(Data items)
_ _ _ _

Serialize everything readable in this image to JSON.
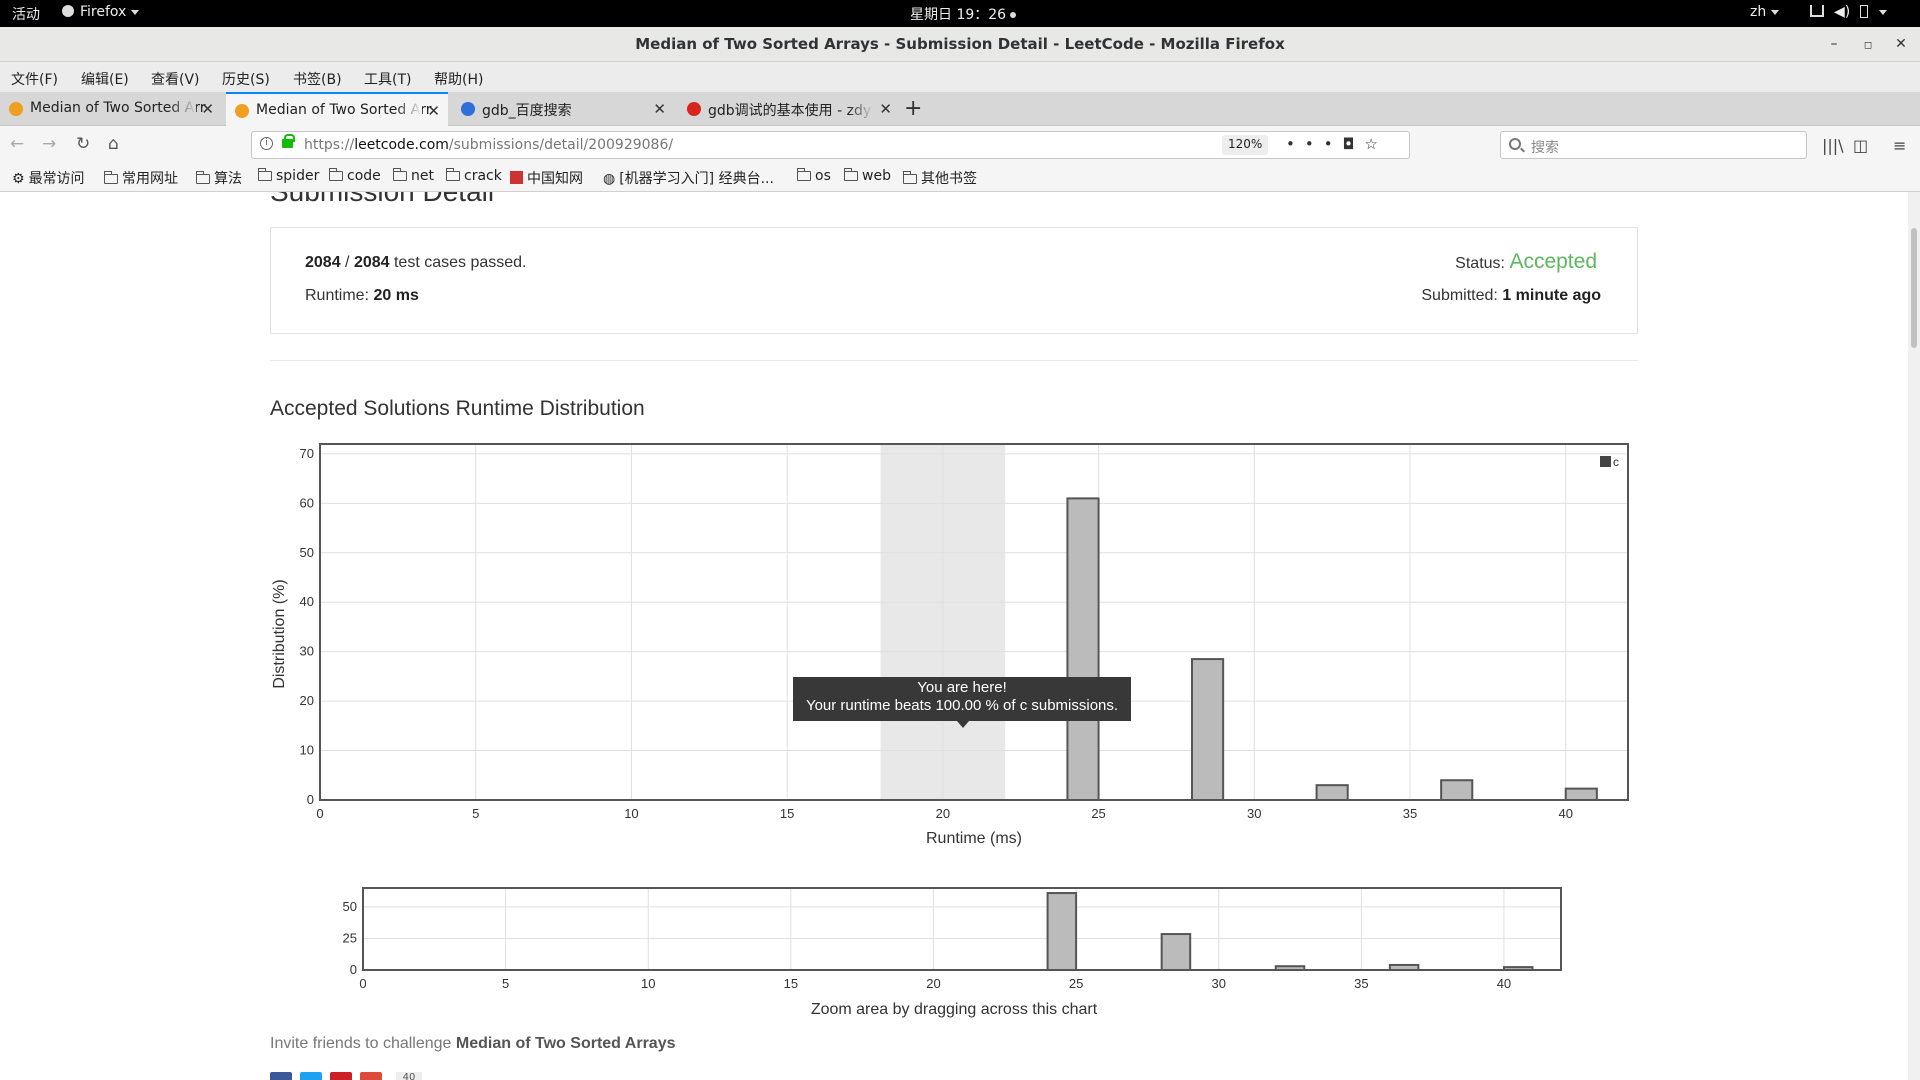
{
  "topbar": {
    "activities": "活动",
    "app": "Firefox",
    "clock": "星期日 19：26",
    "lang": "zh"
  },
  "window": {
    "title": "Median of Two Sorted Arrays - Submission Detail - LeetCode - Mozilla Firefox"
  },
  "menu": [
    "文件(F)",
    "编辑(E)",
    "查看(V)",
    "历史(S)",
    "书签(B)",
    "工具(T)",
    "帮助(H)"
  ],
  "tabs": [
    {
      "label": "Median of Two Sorted Arr",
      "icon_color": "#f0a020",
      "active": false
    },
    {
      "label": "Median of Two Sorted Arr",
      "icon_color": "#f0a020",
      "active": true
    },
    {
      "label": "gdb_百度搜索",
      "icon_color": "#2f6fdb",
      "active": false
    },
    {
      "label": "gdb调试的基本使用 - zdy",
      "icon_color": "#d9261c",
      "active": false
    }
  ],
  "nav": {
    "url_prefix": "https://",
    "url_domain": "leetcode.com",
    "url_path": "/submissions/detail/200929086/",
    "zoom": "120%",
    "search_placeholder": "搜索"
  },
  "bookmarks": [
    "最常访问",
    "常用网址",
    "算法",
    "spider",
    "code",
    "net",
    "crack",
    "中国知网",
    "[机器学习入门] 经典台...",
    "os",
    "web",
    "其他书签"
  ],
  "page": {
    "title": "Submission Detail",
    "passed": "2084",
    "total": "2084",
    "passed_suffix": "test cases passed.",
    "runtime_label": "Runtime:",
    "runtime_value": "20 ms",
    "status_label": "Status:",
    "status_value": "Accepted",
    "submitted_label": "Submitted:",
    "submitted_value": "1 minute ago",
    "distribution_title": "Accepted Solutions Runtime Distribution",
    "invite_prefix": "Invite friends to challenge",
    "invite_problem": "Median of Two Sorted Arrays",
    "share_count": "40"
  },
  "tooltip": {
    "line1": "You are here!",
    "line2": "Your runtime beats 100.00 % of c submissions."
  },
  "colors": {
    "accepted": "#5cb85c",
    "bar_fill": "#bbbbbb",
    "bar_stroke": "#555555",
    "highlight_band": "#e8e8e8"
  },
  "chart_data": [
    {
      "type": "bar",
      "title": "",
      "xlabel": "Runtime (ms)",
      "ylabel": "Distribution (%)",
      "xlim": [
        0,
        42
      ],
      "ylim": [
        0,
        72
      ],
      "xticks": [
        0,
        5,
        10,
        15,
        20,
        25,
        30,
        35,
        40
      ],
      "yticks": [
        0,
        10,
        20,
        30,
        40,
        50,
        60,
        70
      ],
      "highlight_range": [
        18,
        22
      ],
      "legend": {
        "position": "top-right",
        "entries": [
          "c"
        ]
      },
      "series": [
        {
          "name": "c",
          "x": [
            24.5,
            28.5,
            32.5,
            36.5,
            40.5
          ],
          "values": [
            61,
            28.5,
            3,
            4,
            2.3
          ]
        }
      ],
      "grid": true
    },
    {
      "type": "bar",
      "title": "",
      "xlabel": "Zoom area by dragging across this chart",
      "xlim": [
        0,
        42
      ],
      "ylim": [
        0,
        65
      ],
      "xticks": [
        0,
        5,
        10,
        15,
        20,
        25,
        30,
        35,
        40
      ],
      "yticks": [
        0,
        25,
        50
      ],
      "series": [
        {
          "x": [
            24.5,
            28.5,
            32.5,
            36.5,
            40.5
          ],
          "values": [
            61,
            28.5,
            3,
            4,
            2.3
          ]
        }
      ],
      "grid": true
    }
  ]
}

_ _ _ _

▸ **Written request**: An exact transcription of all the entries is required, without the pictures.

▸ **Task result**:
Serialize everything readable in this image to JSON.
{
  "topbar": {
    "activities": "活动",
    "app": "Firefox",
    "clock": "星期日 19：26",
    "lang": "zh"
  },
  "window": {
    "title": "Median of Two Sorted Arrays - Submission Detail - LeetCode - Mozilla Firefox"
  },
  "menu": [
    "文件(F)",
    "编辑(E)",
    "查看(V)",
    "历史(S)",
    "书签(B)",
    "工具(T)",
    "帮助(H)"
  ],
  "tabs": [
    {
      "label": "Median of Two Sorted Arr",
      "icon_color": "#f0a020",
      "active": false
    },
    {
      "label": "Median of Two Sorted Arr",
      "icon_color": "#f0a020",
      "active": true
    },
    {
      "label": "gdb_百度搜索",
      "icon_color": "#2f6fdb",
      "active": false
    },
    {
      "label": "gdb调试的基本使用 - zdy",
      "icon_color": "#d9261c",
      "active": false
    }
  ],
  "nav": {
    "url_prefix": "https://",
    "url_domain": "leetcode.com",
    "url_path": "/submissions/detail/200929086/",
    "zoom": "120%",
    "search_placeholder": "搜索"
  },
  "bookmarks": [
    "最常访问",
    "常用网址",
    "算法",
    "spider",
    "code",
    "net",
    "crack",
    "中国知网",
    "[机器学习入门] 经典台...",
    "os",
    "web",
    "其他书签"
  ],
  "page": {
    "title": "Submission Detail",
    "passed": "2084",
    "total": "2084",
    "passed_suffix": "test cases passed.",
    "runtime_label": "Runtime:",
    "runtime_value": "20 ms",
    "status_label": "Status:",
    "status_value": "Accepted",
    "submitted_label": "Submitted:",
    "submitted_value": "1 minute ago",
    "distribution_title": "Accepted Solutions Runtime Distribution",
    "invite_prefix": "Invite friends to challenge",
    "invite_problem": "Median of Two Sorted Arrays",
    "share_count": "40"
  },
  "tooltip": {
    "line1": "You are here!",
    "line2": "Your runtime beats 100.00 % of c submissions."
  },
  "colors": {
    "accepted": "#5cb85c",
    "bar_fill": "#bbbbbb",
    "bar_stroke": "#555555",
    "highlight_band": "#e8e8e8"
  },
  "chart_data": [
    {
      "type": "bar",
      "title": "",
      "xlabel": "Runtime (ms)",
      "ylabel": "Distribution (%)",
      "xlim": [
        0,
        42
      ],
      "ylim": [
        0,
        72
      ],
      "xticks": [
        0,
        5,
        10,
        15,
        20,
        25,
        30,
        35,
        40
      ],
      "yticks": [
        0,
        10,
        20,
        30,
        40,
        50,
        60,
        70
      ],
      "highlight_range": [
        18,
        22
      ],
      "legend": {
        "position": "top-right",
        "entries": [
          "c"
        ]
      },
      "series": [
        {
          "name": "c",
          "x": [
            24.5,
            28.5,
            32.5,
            36.5,
            40.5
          ],
          "values": [
            61,
            28.5,
            3,
            4,
            2.3
          ]
        }
      ],
      "grid": true
    },
    {
      "type": "bar",
      "title": "",
      "xlabel": "Zoom area by dragging across this chart",
      "xlim": [
        0,
        42
      ],
      "ylim": [
        0,
        65
      ],
      "xticks": [
        0,
        5,
        10,
        15,
        20,
        25,
        30,
        35,
        40
      ],
      "yticks": [
        0,
        25,
        50
      ],
      "series": [
        {
          "x": [
            24.5,
            28.5,
            32.5,
            36.5,
            40.5
          ],
          "values": [
            61,
            28.5,
            3,
            4,
            2.3
          ]
        }
      ],
      "grid": true
    }
  ]
}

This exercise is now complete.